**Written task:** Find the string "will" in the entries and copy each line that has it.

**Data lines:**
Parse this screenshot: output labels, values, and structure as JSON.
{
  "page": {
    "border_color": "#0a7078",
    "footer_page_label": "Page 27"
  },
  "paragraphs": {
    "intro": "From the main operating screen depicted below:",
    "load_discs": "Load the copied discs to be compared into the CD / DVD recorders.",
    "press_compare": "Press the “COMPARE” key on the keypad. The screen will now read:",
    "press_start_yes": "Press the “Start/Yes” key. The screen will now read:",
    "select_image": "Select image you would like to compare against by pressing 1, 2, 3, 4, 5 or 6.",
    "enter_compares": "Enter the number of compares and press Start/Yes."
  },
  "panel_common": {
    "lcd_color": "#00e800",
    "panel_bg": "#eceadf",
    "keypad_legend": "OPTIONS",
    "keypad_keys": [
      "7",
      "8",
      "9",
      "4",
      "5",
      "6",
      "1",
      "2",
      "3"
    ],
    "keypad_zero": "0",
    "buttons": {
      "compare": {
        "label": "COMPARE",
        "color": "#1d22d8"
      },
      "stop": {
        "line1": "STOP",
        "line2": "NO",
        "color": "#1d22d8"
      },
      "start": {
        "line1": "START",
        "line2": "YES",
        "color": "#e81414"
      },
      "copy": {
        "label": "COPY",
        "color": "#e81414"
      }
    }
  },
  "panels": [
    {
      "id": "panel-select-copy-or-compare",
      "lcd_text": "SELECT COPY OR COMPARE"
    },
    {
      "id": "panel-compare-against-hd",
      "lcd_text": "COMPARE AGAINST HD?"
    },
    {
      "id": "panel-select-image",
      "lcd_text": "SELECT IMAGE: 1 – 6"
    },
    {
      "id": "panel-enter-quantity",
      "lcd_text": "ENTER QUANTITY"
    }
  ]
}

**Expected answer:**
    "press_compare": "Press the “COMPARE” key on the keypad. The screen will now read:",
    "press_start_yes": "Press the “Start/Yes” key. The screen will now read:",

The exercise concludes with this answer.